++++ Provided passage ++++

America’s war: Re-mapping the globe
by Aijaz Ahmad
Frontline, India
www.flonnet.com


What is new in the United States' foreign policy is the declaration that it has the unique right to make war against any government that it considers inimical to its interests, and the notice that has been served upon the world to either support this policy or face retribution.

It has become quite clear that the real strategic aim of the United States (U.S.) is not so much a change of regime in Afghanistan but to obtain realignments of power across the globe. The destruction of the World Trade Centre (WTC) was by any reckoning an act of a group of desperadoes with so few resources that even after 12 days of bombings, which brought the main cities of Afghanistan - Mazaar-e-Sharif, Herat and even Kabul and Kandahar - close to collapse, the so-called "terror with a global reach" had not been able to retaliate even in one place in the entire world. Yet, the event has been cited by the U.S. time and again as the one that authorises it to make overt and covert wars wherever and whenever it so desires, in all corners of the globe.

In his televised address to the joint session of the U.S. Congress a few days after the hijackers' attack, President Bush claimed that there were tens of thousands of terrorists lurking in some 60 countries and the U.S. was going to wage a global, permanent war to weed them out from every nook and corner of the earth. As the pounding of Afghanistan began, John Negroponte, chief U.S. envoy to the United Nations, wrote a letter to the Security Council stating that "we may find that our self-defence requires further action with respect to other organisations and other states". This was undoubtedly the first communication in the history of the U.N. in which a member-state notified the Security Council of its intent to make war against other member-states without naming them, nor even revealing how many of the member-states were to be targeted. At about the same time, Canadian media revealed that soon after the WTC attack a Seattle-based company that makes maps had received instructions from the U.S. government to supply all existing maps of all parts of Afghanistan, and that by the end of the month it had received a similar instruction to forward all possible maps of Sudan and Yemen as well. Were they also to be targeted?

++++ Extracted data ++++

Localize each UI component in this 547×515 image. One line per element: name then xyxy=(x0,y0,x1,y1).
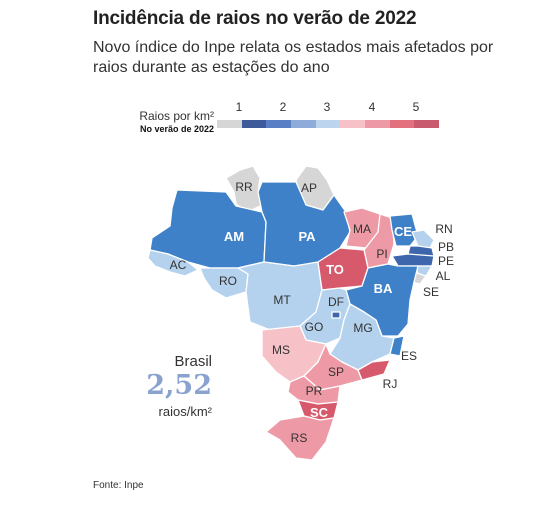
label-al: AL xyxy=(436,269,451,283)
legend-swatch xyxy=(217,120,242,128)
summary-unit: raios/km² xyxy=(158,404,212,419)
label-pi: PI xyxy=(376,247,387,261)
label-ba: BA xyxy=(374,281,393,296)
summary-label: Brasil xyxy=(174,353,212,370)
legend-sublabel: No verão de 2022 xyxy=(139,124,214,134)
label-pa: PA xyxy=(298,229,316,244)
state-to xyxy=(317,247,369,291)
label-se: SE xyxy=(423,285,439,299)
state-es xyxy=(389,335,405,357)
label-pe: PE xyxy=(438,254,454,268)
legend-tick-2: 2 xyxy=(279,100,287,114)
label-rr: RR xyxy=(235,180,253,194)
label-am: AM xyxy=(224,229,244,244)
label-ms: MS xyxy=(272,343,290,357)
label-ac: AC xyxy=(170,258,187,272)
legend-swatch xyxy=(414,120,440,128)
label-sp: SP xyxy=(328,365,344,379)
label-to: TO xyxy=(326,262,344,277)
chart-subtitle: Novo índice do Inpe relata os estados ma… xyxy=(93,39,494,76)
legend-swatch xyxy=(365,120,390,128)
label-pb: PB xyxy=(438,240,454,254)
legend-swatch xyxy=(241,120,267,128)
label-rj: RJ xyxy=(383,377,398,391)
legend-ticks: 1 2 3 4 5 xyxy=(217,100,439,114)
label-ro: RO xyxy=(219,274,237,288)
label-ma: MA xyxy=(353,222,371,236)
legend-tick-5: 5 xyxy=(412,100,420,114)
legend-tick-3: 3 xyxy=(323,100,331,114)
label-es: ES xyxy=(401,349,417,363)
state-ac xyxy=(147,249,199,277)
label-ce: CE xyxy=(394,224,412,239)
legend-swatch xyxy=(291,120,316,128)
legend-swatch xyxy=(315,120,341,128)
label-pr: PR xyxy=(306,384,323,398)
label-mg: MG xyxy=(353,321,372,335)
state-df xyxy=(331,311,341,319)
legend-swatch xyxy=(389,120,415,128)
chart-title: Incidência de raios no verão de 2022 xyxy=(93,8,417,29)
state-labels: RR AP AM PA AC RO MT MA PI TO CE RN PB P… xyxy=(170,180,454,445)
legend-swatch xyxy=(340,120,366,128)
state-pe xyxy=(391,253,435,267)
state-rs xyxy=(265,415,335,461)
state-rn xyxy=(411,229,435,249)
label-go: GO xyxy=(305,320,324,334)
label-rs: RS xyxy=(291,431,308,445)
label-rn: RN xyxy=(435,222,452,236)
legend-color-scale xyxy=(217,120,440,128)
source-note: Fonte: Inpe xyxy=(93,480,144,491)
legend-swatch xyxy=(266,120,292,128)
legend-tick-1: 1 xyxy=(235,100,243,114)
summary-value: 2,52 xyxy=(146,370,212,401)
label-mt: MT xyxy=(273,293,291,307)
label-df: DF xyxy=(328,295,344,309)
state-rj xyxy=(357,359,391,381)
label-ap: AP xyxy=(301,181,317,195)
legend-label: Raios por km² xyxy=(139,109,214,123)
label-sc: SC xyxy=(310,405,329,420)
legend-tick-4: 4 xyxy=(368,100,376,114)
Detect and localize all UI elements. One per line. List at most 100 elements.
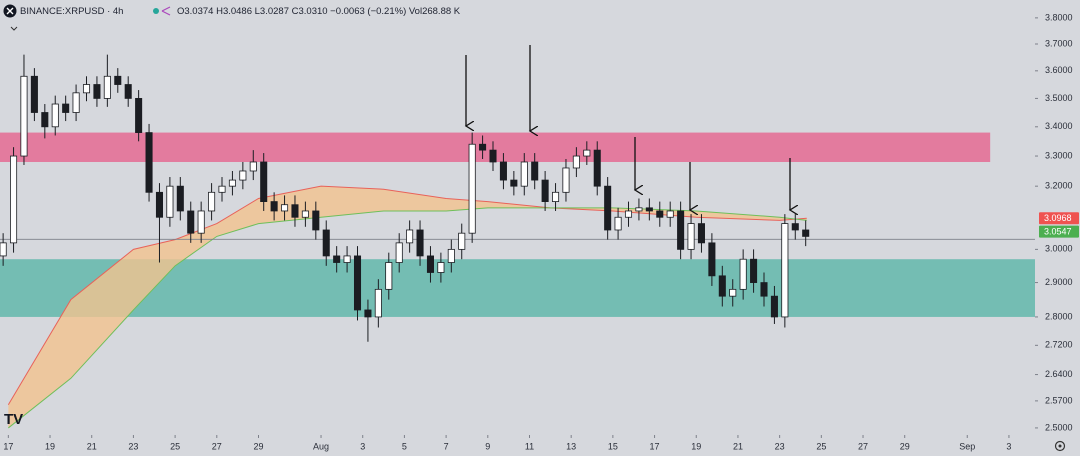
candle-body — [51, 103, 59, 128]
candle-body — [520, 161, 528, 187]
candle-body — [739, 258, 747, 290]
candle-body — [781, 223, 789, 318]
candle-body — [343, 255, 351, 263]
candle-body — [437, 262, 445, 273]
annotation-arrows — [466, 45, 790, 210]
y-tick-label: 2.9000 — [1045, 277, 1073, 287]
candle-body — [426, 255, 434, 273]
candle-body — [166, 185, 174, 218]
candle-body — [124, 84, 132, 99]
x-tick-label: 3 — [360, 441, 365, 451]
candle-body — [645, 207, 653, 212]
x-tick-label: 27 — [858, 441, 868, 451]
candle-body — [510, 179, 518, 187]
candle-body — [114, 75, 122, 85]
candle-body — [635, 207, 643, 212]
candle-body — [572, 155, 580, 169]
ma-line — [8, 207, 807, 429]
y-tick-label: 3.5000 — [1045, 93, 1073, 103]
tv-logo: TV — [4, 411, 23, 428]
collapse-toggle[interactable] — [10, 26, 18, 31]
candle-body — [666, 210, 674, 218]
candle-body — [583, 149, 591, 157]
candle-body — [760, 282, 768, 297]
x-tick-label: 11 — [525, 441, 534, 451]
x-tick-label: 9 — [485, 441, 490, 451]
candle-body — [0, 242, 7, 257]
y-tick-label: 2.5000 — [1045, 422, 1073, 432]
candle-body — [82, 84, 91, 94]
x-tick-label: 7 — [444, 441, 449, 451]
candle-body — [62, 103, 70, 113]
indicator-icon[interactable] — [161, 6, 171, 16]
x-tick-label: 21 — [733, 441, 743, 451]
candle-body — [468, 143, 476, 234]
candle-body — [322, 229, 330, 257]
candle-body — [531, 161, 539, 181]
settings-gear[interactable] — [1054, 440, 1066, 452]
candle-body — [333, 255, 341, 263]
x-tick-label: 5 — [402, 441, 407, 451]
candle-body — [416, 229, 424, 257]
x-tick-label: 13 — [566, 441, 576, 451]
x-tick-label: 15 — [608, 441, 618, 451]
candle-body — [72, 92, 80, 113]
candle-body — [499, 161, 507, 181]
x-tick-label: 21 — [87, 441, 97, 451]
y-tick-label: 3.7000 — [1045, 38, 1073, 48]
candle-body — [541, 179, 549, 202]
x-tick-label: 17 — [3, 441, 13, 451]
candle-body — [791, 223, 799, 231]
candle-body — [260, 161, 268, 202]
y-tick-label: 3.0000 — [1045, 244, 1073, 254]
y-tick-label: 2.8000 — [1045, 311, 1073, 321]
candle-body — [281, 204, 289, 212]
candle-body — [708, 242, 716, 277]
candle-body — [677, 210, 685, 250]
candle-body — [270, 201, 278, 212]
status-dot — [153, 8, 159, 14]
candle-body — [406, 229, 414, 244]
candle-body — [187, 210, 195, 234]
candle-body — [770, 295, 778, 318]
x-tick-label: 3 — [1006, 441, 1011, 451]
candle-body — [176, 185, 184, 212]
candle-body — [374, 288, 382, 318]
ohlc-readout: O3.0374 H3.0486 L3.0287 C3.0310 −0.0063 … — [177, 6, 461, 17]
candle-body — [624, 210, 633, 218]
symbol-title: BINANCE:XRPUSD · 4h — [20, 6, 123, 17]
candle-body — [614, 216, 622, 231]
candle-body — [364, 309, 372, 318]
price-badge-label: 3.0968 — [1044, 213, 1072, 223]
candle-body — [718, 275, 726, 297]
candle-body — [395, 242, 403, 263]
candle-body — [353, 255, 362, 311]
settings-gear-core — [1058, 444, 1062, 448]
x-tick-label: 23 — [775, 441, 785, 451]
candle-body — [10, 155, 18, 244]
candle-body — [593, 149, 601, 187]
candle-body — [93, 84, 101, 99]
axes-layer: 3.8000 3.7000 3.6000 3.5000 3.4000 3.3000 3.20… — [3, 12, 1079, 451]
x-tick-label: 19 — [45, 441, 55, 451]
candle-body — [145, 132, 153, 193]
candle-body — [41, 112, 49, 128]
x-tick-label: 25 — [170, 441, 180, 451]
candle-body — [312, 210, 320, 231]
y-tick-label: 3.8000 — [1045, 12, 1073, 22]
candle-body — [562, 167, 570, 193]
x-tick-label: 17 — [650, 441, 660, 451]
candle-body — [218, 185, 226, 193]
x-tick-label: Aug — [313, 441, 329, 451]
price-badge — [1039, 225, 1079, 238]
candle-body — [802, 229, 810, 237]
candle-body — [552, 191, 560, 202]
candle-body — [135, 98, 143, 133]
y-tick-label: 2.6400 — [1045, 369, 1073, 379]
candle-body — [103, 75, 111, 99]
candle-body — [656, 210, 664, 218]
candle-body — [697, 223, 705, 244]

++++
++++ Extracted data ++++

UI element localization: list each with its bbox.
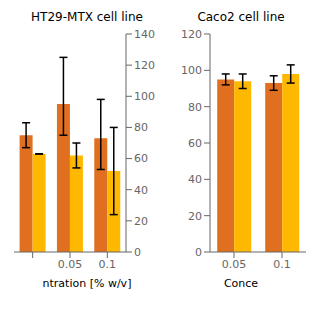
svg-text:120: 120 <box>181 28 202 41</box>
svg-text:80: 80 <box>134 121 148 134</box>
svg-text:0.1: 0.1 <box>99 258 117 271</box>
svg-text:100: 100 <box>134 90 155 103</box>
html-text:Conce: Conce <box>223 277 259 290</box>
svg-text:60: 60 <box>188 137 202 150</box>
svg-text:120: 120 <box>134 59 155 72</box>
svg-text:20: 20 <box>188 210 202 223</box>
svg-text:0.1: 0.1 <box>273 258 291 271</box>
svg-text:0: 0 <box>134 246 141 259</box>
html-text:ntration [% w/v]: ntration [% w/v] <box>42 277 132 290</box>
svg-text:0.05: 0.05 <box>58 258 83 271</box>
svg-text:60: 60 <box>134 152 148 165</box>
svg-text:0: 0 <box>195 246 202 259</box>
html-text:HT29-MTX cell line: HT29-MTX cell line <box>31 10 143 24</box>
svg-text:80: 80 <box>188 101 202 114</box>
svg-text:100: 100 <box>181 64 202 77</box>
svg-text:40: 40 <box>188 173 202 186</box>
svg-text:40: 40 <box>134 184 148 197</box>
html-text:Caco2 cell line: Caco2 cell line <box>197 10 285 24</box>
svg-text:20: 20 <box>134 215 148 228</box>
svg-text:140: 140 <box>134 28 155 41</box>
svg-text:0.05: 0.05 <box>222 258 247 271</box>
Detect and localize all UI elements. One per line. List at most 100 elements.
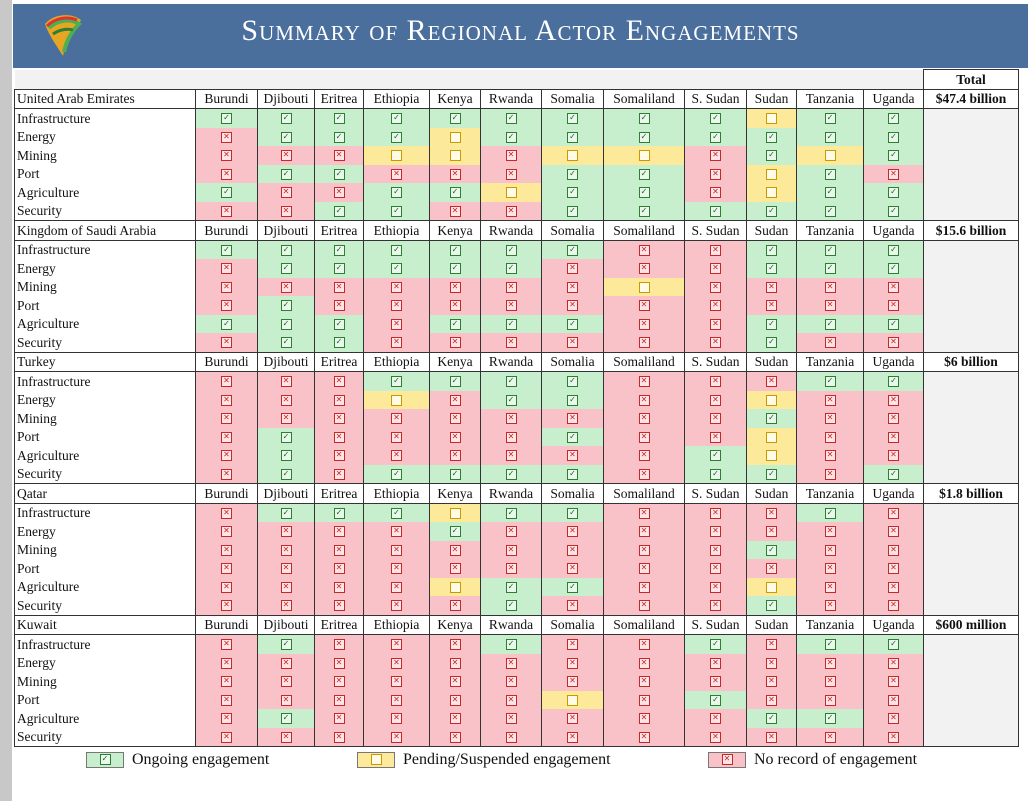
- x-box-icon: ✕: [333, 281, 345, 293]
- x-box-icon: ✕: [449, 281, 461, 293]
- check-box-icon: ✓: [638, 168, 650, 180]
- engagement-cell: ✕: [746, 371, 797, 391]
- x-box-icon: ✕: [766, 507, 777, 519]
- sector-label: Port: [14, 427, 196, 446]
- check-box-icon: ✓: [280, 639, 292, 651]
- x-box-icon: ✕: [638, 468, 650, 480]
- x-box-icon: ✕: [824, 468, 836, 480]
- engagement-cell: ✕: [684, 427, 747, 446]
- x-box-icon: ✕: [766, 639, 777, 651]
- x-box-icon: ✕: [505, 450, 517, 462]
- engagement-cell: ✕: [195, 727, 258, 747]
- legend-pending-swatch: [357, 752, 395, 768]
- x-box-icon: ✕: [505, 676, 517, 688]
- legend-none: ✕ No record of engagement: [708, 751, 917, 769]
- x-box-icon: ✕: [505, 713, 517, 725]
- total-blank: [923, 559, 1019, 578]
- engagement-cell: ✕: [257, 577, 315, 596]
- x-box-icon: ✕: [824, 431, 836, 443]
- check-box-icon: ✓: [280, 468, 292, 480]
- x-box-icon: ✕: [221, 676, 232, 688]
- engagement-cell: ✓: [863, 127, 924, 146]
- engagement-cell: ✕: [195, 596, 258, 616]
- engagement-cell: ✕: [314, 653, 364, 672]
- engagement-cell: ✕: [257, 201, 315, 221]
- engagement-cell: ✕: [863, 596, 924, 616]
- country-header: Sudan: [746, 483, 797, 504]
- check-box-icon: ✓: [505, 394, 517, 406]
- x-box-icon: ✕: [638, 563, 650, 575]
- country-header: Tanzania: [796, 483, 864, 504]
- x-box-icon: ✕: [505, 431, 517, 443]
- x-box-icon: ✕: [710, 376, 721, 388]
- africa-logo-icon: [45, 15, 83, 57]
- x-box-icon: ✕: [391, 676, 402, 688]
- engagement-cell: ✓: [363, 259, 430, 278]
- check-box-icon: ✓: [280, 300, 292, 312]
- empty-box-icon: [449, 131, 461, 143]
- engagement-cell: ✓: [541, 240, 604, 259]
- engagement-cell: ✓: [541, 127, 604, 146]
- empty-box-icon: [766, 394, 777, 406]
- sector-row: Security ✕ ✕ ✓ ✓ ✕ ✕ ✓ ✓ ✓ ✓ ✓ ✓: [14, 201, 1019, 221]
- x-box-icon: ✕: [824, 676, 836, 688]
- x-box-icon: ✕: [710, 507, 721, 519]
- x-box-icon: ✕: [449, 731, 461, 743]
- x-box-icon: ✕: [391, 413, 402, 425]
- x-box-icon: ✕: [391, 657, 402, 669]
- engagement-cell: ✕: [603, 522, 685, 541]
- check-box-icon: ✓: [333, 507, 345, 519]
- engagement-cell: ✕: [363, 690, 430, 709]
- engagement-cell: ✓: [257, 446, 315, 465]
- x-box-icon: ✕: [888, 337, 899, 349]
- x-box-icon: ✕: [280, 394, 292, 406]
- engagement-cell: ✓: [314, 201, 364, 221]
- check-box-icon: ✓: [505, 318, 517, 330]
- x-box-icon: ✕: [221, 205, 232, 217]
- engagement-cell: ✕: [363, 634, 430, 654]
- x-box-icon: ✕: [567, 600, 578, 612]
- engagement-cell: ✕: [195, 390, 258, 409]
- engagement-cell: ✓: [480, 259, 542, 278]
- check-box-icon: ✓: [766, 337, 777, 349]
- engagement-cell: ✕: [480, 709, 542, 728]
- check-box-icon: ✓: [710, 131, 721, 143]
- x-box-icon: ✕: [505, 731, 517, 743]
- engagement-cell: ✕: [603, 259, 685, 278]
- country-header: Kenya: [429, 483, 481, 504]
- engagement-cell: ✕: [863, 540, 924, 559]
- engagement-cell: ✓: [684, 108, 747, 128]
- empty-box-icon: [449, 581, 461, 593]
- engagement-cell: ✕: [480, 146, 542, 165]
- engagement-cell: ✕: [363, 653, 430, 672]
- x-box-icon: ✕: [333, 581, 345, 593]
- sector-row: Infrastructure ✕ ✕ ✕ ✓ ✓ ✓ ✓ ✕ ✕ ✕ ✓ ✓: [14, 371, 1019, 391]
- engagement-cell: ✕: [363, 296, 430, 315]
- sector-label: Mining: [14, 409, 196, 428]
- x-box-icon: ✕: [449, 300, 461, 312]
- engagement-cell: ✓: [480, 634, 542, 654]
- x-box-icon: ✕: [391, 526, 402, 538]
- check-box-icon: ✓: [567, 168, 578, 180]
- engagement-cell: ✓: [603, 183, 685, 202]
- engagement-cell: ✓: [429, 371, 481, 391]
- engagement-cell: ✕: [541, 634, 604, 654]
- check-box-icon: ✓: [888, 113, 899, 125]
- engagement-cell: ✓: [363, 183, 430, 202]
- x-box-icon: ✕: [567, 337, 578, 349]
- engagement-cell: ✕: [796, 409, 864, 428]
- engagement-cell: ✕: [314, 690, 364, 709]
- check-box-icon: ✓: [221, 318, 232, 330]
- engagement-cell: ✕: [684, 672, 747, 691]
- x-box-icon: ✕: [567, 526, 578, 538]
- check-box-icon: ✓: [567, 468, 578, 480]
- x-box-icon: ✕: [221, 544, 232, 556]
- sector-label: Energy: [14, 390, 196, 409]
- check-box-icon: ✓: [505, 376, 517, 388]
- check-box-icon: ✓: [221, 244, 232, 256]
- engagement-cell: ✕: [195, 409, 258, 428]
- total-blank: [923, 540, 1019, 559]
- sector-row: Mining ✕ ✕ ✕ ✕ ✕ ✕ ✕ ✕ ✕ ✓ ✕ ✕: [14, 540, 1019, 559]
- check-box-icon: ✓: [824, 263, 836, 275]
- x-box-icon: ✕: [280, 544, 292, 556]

++++

» Written exercise:
Based on the article about U.S. foreign policy, say whether each statement agrees with it. Answer yes or no for each, and quote the article's deciding words exactly.
1. Negroponte's letter to the Security Council named the states the U.S. might act against.
2. Bush claimed that terrorists were hiding in some 60 countries.
3. The Seattle-based map company was also instructed to send maps of Sudan and Yemen.
The records are separate material and have nothing to do with the article.

» Task output:
1. No: "without naming them, nor even revealing how many of the member-states were to be targeted"
2. Yes: "there were tens of thousands of terrorists lurking in some 60 countries"
3. Yes: "it had received a similar instruction to forward all possible maps of Sudan and Yemen as well"